* What you are asked to do
Write out all of the entries exactly as given.

::::::::::

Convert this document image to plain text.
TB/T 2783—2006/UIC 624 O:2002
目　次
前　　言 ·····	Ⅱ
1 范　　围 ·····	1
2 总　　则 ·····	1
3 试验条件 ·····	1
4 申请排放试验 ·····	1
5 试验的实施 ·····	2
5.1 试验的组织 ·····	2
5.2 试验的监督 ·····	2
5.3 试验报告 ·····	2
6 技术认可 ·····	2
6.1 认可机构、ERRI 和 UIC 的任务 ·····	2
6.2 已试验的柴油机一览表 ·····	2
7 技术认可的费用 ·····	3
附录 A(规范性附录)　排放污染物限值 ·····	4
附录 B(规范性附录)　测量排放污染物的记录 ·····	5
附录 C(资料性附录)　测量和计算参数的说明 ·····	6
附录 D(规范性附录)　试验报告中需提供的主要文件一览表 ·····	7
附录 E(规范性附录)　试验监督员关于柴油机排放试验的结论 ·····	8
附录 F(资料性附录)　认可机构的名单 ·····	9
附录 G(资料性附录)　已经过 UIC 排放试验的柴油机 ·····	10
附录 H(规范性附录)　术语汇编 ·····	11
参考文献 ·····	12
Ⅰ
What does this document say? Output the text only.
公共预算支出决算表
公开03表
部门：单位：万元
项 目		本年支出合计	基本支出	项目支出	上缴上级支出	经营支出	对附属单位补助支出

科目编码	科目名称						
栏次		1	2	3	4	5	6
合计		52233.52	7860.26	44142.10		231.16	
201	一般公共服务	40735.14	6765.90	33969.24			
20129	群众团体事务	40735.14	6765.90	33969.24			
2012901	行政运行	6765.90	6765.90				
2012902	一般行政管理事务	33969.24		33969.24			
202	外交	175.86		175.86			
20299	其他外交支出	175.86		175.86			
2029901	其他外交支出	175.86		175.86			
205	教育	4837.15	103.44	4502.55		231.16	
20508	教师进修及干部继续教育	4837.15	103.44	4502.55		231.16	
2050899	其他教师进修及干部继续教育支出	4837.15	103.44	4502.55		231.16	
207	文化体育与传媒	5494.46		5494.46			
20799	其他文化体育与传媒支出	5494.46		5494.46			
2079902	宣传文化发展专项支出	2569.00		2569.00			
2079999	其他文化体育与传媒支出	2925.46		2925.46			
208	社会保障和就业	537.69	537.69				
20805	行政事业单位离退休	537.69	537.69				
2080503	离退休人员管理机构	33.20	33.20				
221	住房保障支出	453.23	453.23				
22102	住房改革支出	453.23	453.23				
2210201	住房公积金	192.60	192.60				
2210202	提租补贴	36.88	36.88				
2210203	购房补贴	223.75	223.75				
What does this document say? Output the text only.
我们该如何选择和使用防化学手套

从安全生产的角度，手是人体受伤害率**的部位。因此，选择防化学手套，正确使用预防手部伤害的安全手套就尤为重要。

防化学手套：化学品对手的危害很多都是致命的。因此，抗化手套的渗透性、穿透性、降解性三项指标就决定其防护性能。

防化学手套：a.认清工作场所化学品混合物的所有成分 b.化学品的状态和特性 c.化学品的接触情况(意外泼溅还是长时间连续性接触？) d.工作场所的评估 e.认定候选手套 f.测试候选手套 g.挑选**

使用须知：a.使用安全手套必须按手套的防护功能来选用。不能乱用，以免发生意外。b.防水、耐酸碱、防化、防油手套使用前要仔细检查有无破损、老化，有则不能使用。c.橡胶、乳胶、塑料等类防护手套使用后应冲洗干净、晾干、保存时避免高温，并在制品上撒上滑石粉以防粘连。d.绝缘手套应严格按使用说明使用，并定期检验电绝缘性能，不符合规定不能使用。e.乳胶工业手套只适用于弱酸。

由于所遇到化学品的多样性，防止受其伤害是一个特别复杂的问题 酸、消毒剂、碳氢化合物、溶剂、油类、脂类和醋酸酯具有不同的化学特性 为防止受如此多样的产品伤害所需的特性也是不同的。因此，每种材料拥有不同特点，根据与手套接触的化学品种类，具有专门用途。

::::::::::

* Output of the task
Convert this document image to plain text.
TB/T 2783—2006/UIC 624 O:2002
目　次
前　　言 ·····	Ⅱ
1 范　　围 ·····	1
2 总　　则 ·····	1
3 试验条件 ·····	1
4 申请排放试验 ·····	1
5 试验的实施 ·····	2
5.1 试验的组织 ·····	2
5.2 试验的监督 ·····	2
5.3 试验报告 ·····	2
6 技术认可 ·····	2
6.1 认可机构、ERRI 和 UIC 的任务 ·····	2
6.2 已试验的柴油机一览表 ·····	2
7 技术认可的费用 ·····	3
附录 A(规范性附录)　排放污染物限值 ·····	4
附录 B(规范性附录)　测量排放污染物的记录 ·····	5
附录 C(资料性附录)　测量和计算参数的说明 ·····	6
附录 D(规范性附录)　试验报告中需提供的主要文件一览表 ·····	7
附录 E(规范性附录)　试验监督员关于柴油机排放试验的结论 ·····	8
附录 F(资料性附录)　认可机构的名单 ·····	9
附录 G(资料性附录)　已经过 UIC 排放试验的柴油机 ·····	10
附录 H(规范性附录)　术语汇编 ·····	11
参考文献 ·····	12
Ⅰ
What does this document say? Output the text only.
公共预算支出决算表
公开03表
部门：单位：万元
项 目		本年支出合计	基本支出	项目支出	上缴上级支出	经营支出	对附属单位补助支出

科目编码	科目名称						
栏次		1	2	3	4	5	6
合计		52233.52	7860.26	44142.10		231.16	
201	一般公共服务	40735.14	6765.90	33969.24			
20129	群众团体事务	40735.14	6765.90	33969.24			
2012901	行政运行	6765.90	6765.90				
2012902	一般行政管理事务	33969.24		33969.24			
202	外交	175.86		175.86			
20299	其他外交支出	175.86		175.86			
2029901	其他外交支出	175.86		175.86			
205	教育	4837.15	103.44	4502.55		231.16	
20508	教师进修及干部继续教育	4837.15	103.44	4502.55		231.16	
2050899	其他教师进修及干部继续教育支出	4837.15	103.44	4502.55		231.16	
207	文化体育与传媒	5494.46		5494.46			
20799	其他文化体育与传媒支出	5494.46		5494.46			
2079902	宣传文化发展专项支出	2569.00		2569.00			
2079999	其他文化体育与传媒支出	2925.46		2925.46			
208	社会保障和就业	537.69	537.69				
20805	行政事业单位离退休	537.69	537.69				
2080503	离退休人员管理机构	33.20	33.20				
221	住房保障支出	453.23	453.23				
22102	住房改革支出	453.23	453.23				
2210201	住房公积金	192.60	192.60				
2210202	提租补贴	36.88	36.88				
2210203	购房补贴	223.75	223.75				
What does this document say? Output the text only.
我们该如何选择和使用防化学手套

从安全生产的角度，手是人体受伤害率**的部位。因此，选择防化学手套，正确使用预防手部伤害的安全手套就尤为重要。

防化学手套：化学品对手的危害很多都是致命的。因此，抗化手套的渗透性、穿透性、降解性三项指标就决定其防护性能。

防化学手套：a.认清工作场所化学品混合物的所有成分 b.化学品的状态和特性 c.化学品的接触情况(意外泼溅还是长时间连续性接触？) d.工作场所的评估 e.认定候选手套 f.测试候选手套 g.挑选**

使用须知：a.使用安全手套必须按手套的防护功能来选用。不能乱用，以免发生意外。b.防水、耐酸碱、防化、防油手套使用前要仔细检查有无破损、老化，有则不能使用。c.橡胶、乳胶、塑料等类防护手套使用后应冲洗干净、晾干、保存时避免高温，并在制品上撒上滑石粉以防粘连。d.绝缘手套应严格按使用说明使用，并定期检验电绝缘性能，不符合规定不能使用。e.乳胶工业手套只适用于弱酸。

由于所遇到化学品的多样性，防止受其伤害是一个特别复杂的问题 酸、消毒剂、碳氢化合物、溶剂、油类、脂类和醋酸酯具有不同的化学特性 为防止受如此多样的产品伤害所需的特性也是不同的。因此，每种材料拥有不同特点，根据与手套接触的化学品种类，具有专门用途。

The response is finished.